▸ **WHAT THE TASK ASKS**
Pictures do not belong in the copy. Write out exactly the lines from the one containing "Output a JSON" through the end of the data.

--- BEGIN ROWS ---

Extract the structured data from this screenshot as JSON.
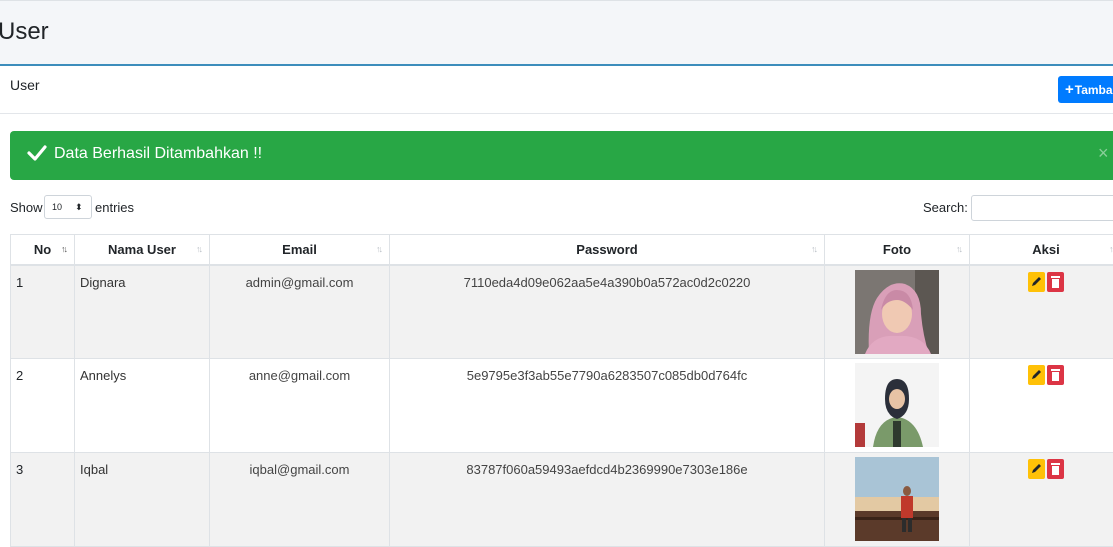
{
  "header": {
    "title": "User"
  },
  "card": {
    "title": "User",
    "add_button_label": "Tamba"
  },
  "alert": {
    "message": "Data Berhasil Ditambahkan !!",
    "close_glyph": "×"
  },
  "table_controls": {
    "show_label": "Show",
    "entries_value": "10",
    "entries_label": "entries",
    "search_label": "Search:"
  },
  "table": {
    "columns": [
      "No",
      "Nama User",
      "Email",
      "Password",
      "Foto",
      "Aksi"
    ],
    "rows": [
      {
        "no": "1",
        "name": "Dignara",
        "email": "admin@gmail.com",
        "password": "7110eda4d09e062aa5e4a390b0a572ac0d2c0220"
      },
      {
        "no": "2",
        "name": "Annelys",
        "email": "anne@gmail.com",
        "password": "5e9795e3f3ab55e7790a6283507c085db0d764fc"
      },
      {
        "no": "3",
        "name": "Iqbal",
        "email": "iqbal@gmail.com",
        "password": "83787f060a59493aefdcd4b2369990e7303e186e"
      }
    ]
  },
  "colors": {
    "primary": "#007bff",
    "success": "#28a745",
    "warning": "#ffc107",
    "danger": "#dc3545"
  },
  "icons": {
    "alert": "check-icon",
    "add": "plus-icon",
    "edit": "pencil-icon",
    "delete": "trash-icon",
    "sort": "sort-icon"
  }
}
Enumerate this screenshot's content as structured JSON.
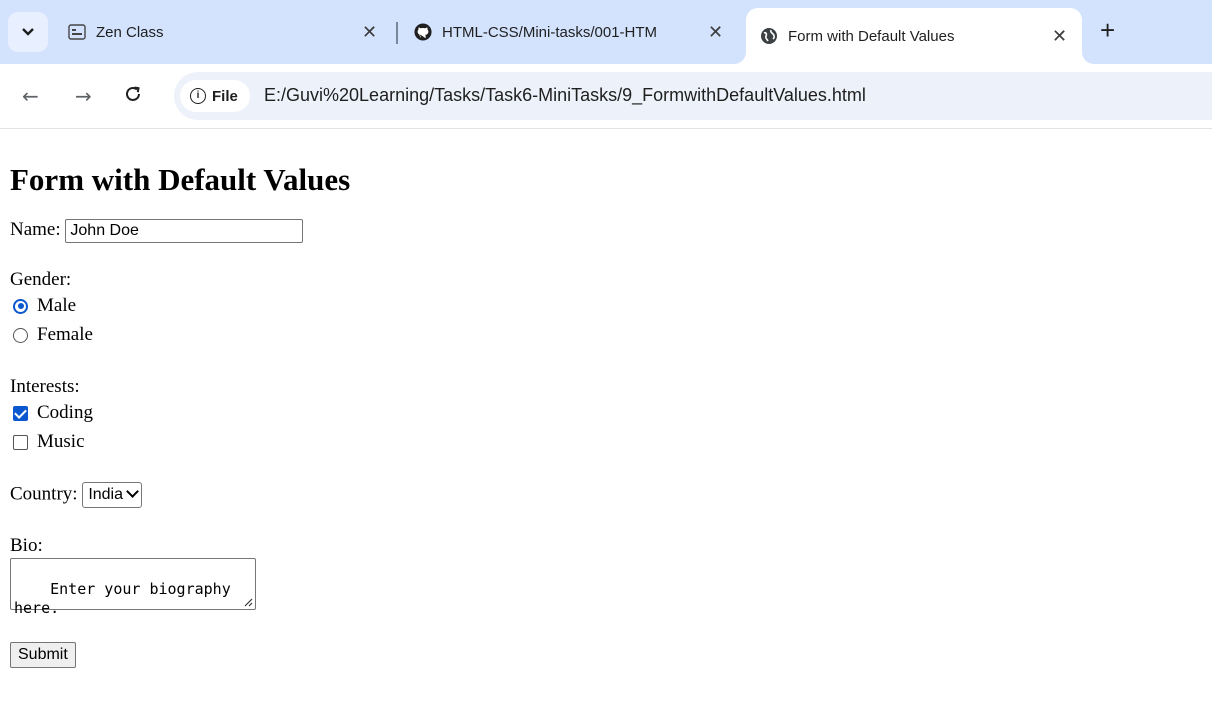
{
  "browser": {
    "tabs": [
      {
        "title": "Zen Class",
        "icon": "zen-class-icon"
      },
      {
        "title": "HTML-CSS/Mini-tasks/001-HTM",
        "icon": "github-icon"
      },
      {
        "title": "Form with Default Values",
        "icon": "globe-icon",
        "active": true
      }
    ],
    "new_tab": "+",
    "close_glyph": "✕",
    "nav": {
      "back": "←",
      "forward": "→",
      "reload": "C"
    },
    "chip_label": "File",
    "url": "E:/Guvi%20Learning/Tasks/Task6-MiniTasks/9_FormwithDefaultValues.html"
  },
  "form": {
    "title": "Form with Default Values",
    "name_label": "Name:",
    "name_value": "John Doe",
    "gender_label": "Gender:",
    "gender_options": [
      {
        "label": "Male",
        "checked": true
      },
      {
        "label": "Female",
        "checked": false
      }
    ],
    "interests_label": "Interests:",
    "interests": [
      {
        "label": "Coding",
        "checked": true
      },
      {
        "label": "Music",
        "checked": false
      }
    ],
    "country_label": "Country:",
    "country_selected": "India",
    "bio_label": "Bio:",
    "bio_value": "Enter your biography here.",
    "submit_label": "Submit"
  },
  "colors": {
    "accent": "#0b57d0",
    "tabstrip": "#d3e3fd",
    "omnibox": "#edf2fa"
  }
}
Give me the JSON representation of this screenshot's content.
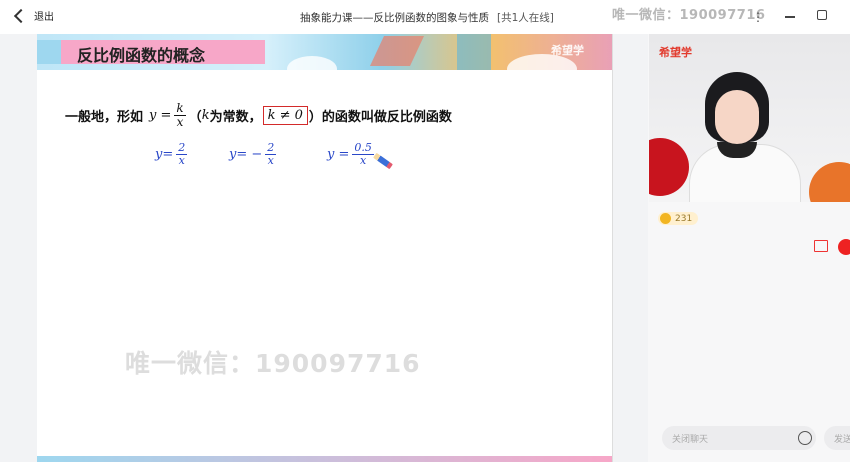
{
  "titlebar": {
    "back_label": "退出",
    "title": "抽象能力课——反比例函数的图象与性质",
    "online": "[共1人在线]",
    "watermark": "唯一微信：190097716",
    "more": "⋮"
  },
  "slide": {
    "heading": "反比例函数的概念",
    "brand": "希望学",
    "line1": {
      "prefix": "一般地，形如",
      "y_eq": "y =",
      "frac_num": "k",
      "frac_den": "x",
      "paren_open": "（",
      "k_var": "k",
      "const_text": "为常数，",
      "condition": "k ≠ 0",
      "suffix": "）的函数叫做反比例函数"
    },
    "examples": [
      {
        "lhs": "y=",
        "num": "2",
        "den": "x"
      },
      {
        "lhs": "y= −",
        "num": "2",
        "den": "x"
      },
      {
        "lhs": "y =",
        "num": "0.5",
        "den": "x"
      }
    ],
    "watermark": "唯一微信：190097716"
  },
  "panel": {
    "video_brand": "希望学",
    "like_count": "231",
    "chat_placeholder": "关闭聊天",
    "send_label": "发送"
  }
}
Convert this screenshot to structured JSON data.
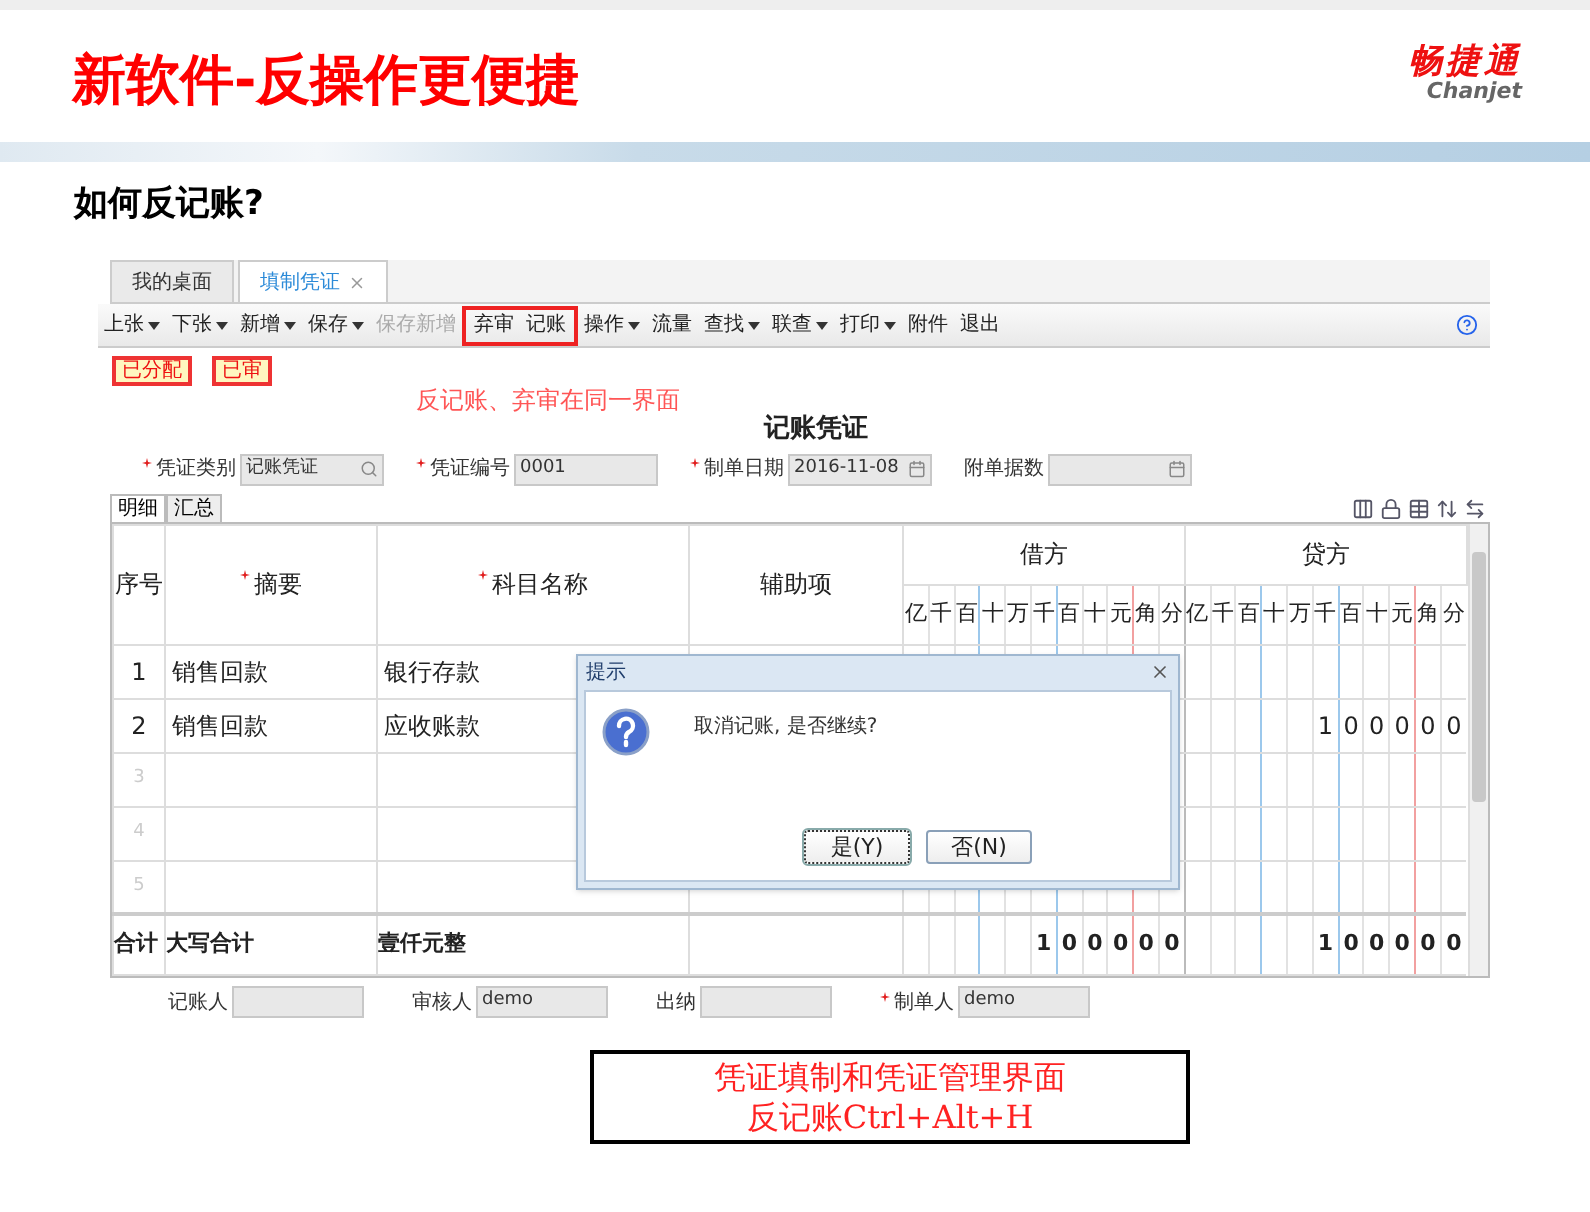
{
  "header": {
    "title": "新软件-反操作更便捷",
    "logo_cn": "畅捷通",
    "logo_en": "Chanjet"
  },
  "subtitle": "如何反记账?",
  "app": {
    "tabs": [
      {
        "label": "我的桌面",
        "selected": false,
        "closable": false
      },
      {
        "label": "填制凭证",
        "selected": true,
        "closable": true
      }
    ],
    "toolbar": [
      {
        "label": "上张",
        "dropdown": true,
        "disabled": false,
        "highlighted": false
      },
      {
        "label": "下张",
        "dropdown": true,
        "disabled": false,
        "highlighted": false
      },
      {
        "label": "新增",
        "dropdown": true,
        "disabled": false,
        "highlighted": false
      },
      {
        "label": "保存",
        "dropdown": true,
        "disabled": false,
        "highlighted": false
      },
      {
        "label": "保存新增",
        "dropdown": false,
        "disabled": true,
        "highlighted": false
      },
      {
        "label": "弃审",
        "dropdown": false,
        "disabled": false,
        "highlighted": true
      },
      {
        "label": "记账",
        "dropdown": false,
        "disabled": false,
        "highlighted": true
      },
      {
        "label": "操作",
        "dropdown": true,
        "disabled": false,
        "highlighted": false
      },
      {
        "label": "流量",
        "dropdown": false,
        "disabled": false,
        "highlighted": false
      },
      {
        "label": "查找",
        "dropdown": true,
        "disabled": false,
        "highlighted": false
      },
      {
        "label": "联查",
        "dropdown": true,
        "disabled": false,
        "highlighted": false
      },
      {
        "label": "打印",
        "dropdown": true,
        "disabled": false,
        "highlighted": false
      },
      {
        "label": "附件",
        "dropdown": false,
        "disabled": false,
        "highlighted": false
      },
      {
        "label": "退出",
        "dropdown": false,
        "disabled": false,
        "highlighted": false
      }
    ],
    "status_badges": [
      "已分配",
      "已审"
    ],
    "annotation": "反记账、弃审在同一界面",
    "voucher_title": "记账凭证",
    "fields": [
      {
        "label": "凭证类别",
        "required": true,
        "value": "记账凭证",
        "kind": "lookup"
      },
      {
        "label": "凭证编号",
        "required": true,
        "value": "0001",
        "kind": "text"
      },
      {
        "label": "制单日期",
        "required": true,
        "value": "2016-11-08",
        "kind": "date"
      },
      {
        "label": "附单据数",
        "required": false,
        "kind": "date"
      }
    ],
    "detail_tabs": [
      {
        "label": "明细",
        "selected": true
      },
      {
        "label": "汇总",
        "selected": false
      }
    ],
    "table": {
      "columns": [
        {
          "label": "序号",
          "required": false
        },
        {
          "label": "摘要",
          "required": true
        },
        {
          "label": "科目名称",
          "required": true
        },
        {
          "label": "辅助项",
          "required": false
        }
      ],
      "amount_groups": [
        {
          "label": "借方",
          "units": [
            "亿",
            "千",
            "百",
            "十",
            "万",
            "千",
            "百",
            "十",
            "元",
            "角",
            "分"
          ]
        },
        {
          "label": "贷方",
          "units": [
            "亿",
            "千",
            "百",
            "十",
            "万",
            "千",
            "百",
            "十",
            "元",
            "角",
            "分"
          ]
        }
      ],
      "rows": [
        {
          "no": "1",
          "summary": "销售回款",
          "account": "银行存款",
          "empty": false
        },
        {
          "no": "2",
          "summary": "销售回款",
          "account": "应收账款",
          "credit": [
            "1",
            "0",
            "0",
            "0",
            "0",
            "0"
          ],
          "empty": false
        },
        {
          "no": "3",
          "empty": true
        },
        {
          "no": "4",
          "empty": true
        },
        {
          "no": "5",
          "empty": true
        }
      ],
      "total": {
        "label": "合计",
        "summary": "大写合计",
        "account": "壹仟元整",
        "debit": [
          "1",
          "0",
          "0",
          "0",
          "0",
          "0"
        ],
        "credit": [
          "1",
          "0",
          "0",
          "0",
          "0",
          "0"
        ]
      }
    },
    "dialog": {
      "title": "提示",
      "message": "取消记账, 是否继续?",
      "buttons": [
        {
          "label": "是(Y)",
          "focused": true
        },
        {
          "label": "否(N)",
          "focused": false
        }
      ]
    },
    "footer_fields": [
      {
        "label": "记账人",
        "required": false
      },
      {
        "label": "审核人",
        "required": false,
        "value": "demo"
      },
      {
        "label": "出纳",
        "required": false
      },
      {
        "label": "制单人",
        "required": true,
        "value": "demo"
      }
    ]
  },
  "note_box": {
    "lines": [
      "凭证填制和凭证管理界面",
      "反记账Ctrl+Alt+H"
    ]
  }
}
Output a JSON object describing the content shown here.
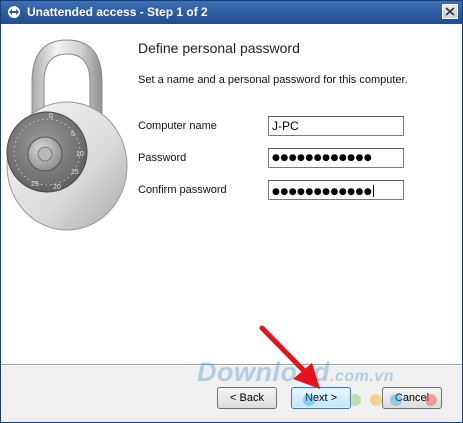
{
  "window": {
    "title": "Unattended access - Step 1 of 2",
    "icons": {
      "app": "teamviewer-icon",
      "close": "close-icon"
    }
  },
  "main": {
    "heading": "Define personal password",
    "description": "Set a name and a personal password for this computer.",
    "fields": {
      "computer_name": {
        "label": "Computer name",
        "value": "J-PC"
      },
      "password": {
        "label": "Password",
        "value": "●●●●●●●●●●●●"
      },
      "confirm_password": {
        "label": "Confirm password",
        "value": "●●●●●●●●●●●●"
      }
    },
    "illustration": "combination-padlock-image"
  },
  "footer": {
    "back_label": "< Back",
    "next_label": "Next >",
    "cancel_label": "Cancel"
  },
  "overlay": {
    "watermark_text": "Download",
    "watermark_suffix": ".com.vn",
    "annotation": "red-arrow-pointing-to-next-button"
  },
  "colors": {
    "title_bar": "#2c5a9f",
    "default_button": "#bee6fd",
    "annotation_arrow": "#e3131b",
    "watermark": "#5096c8"
  }
}
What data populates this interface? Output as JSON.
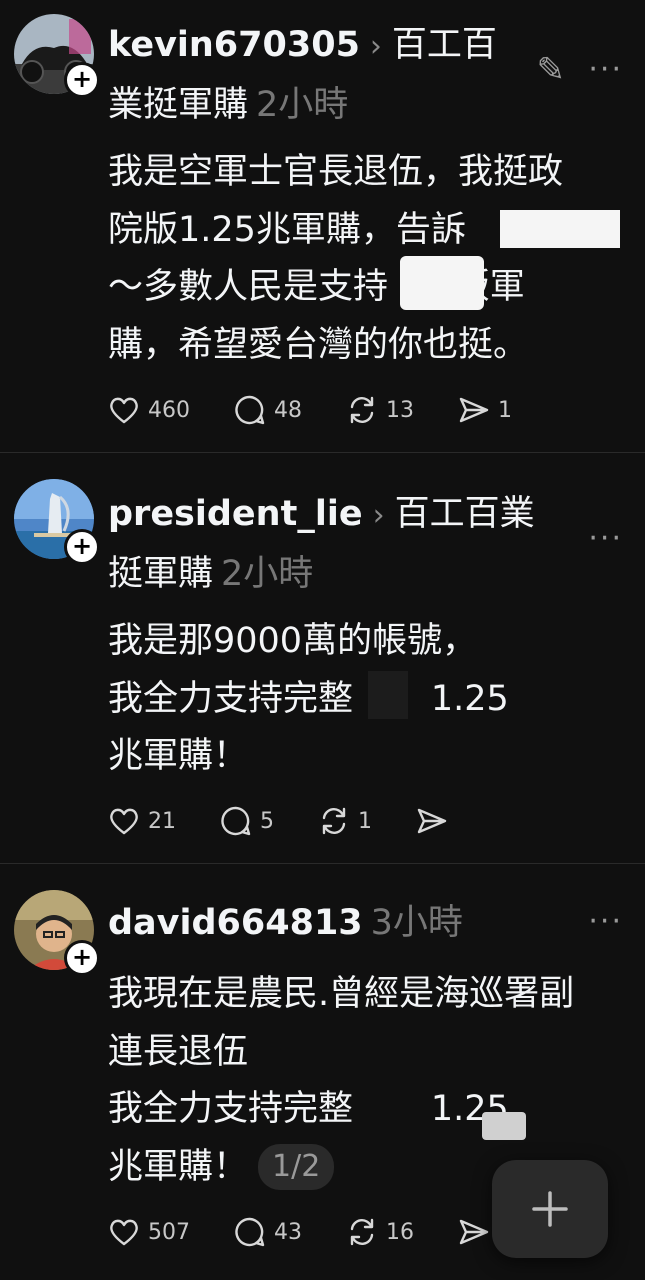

--- END ROWS ---

▸ **COMPLETED EXERCISE**
Output a JSON object describing the content shown here.
{
  "window": {
    "title": "Unattended access - Step 1 of 2",
    "icons": {
      "app": "teamviewer-icon",
      "close": "close-icon"
    }
  },
  "main": {
    "heading": "Define personal password",
    "description": "Set a name and a personal password for this computer.",
    "fields": {
      "computer_name": {
        "label": "Computer name",
        "value": "J-PC"
      },
      "password": {
        "label": "Password",
        "value": "●●●●●●●●●●●●"
      },
      "confirm_password": {
        "label": "Confirm password",
        "value": "●●●●●●●●●●●●"
      }
    },
    "illustration": "combination-padlock-image"
  },
  "footer": {
    "back_label": "< Back",
    "next_label": "Next >",
    "cancel_label": "Cancel"
  },
  "overlay": {
    "watermark_text": "Download",
    "watermark_suffix": ".com.vn",
    "annotation": "red-arrow-pointing-to-next-button"
  },
  "colors": {
    "title_bar": "#2c5a9f",
    "default_button": "#bee6fd",
    "annotation_arrow": "#e3131b",
    "watermark": "#5096c8"
  }
}
What data populates this interface? Output as JSON.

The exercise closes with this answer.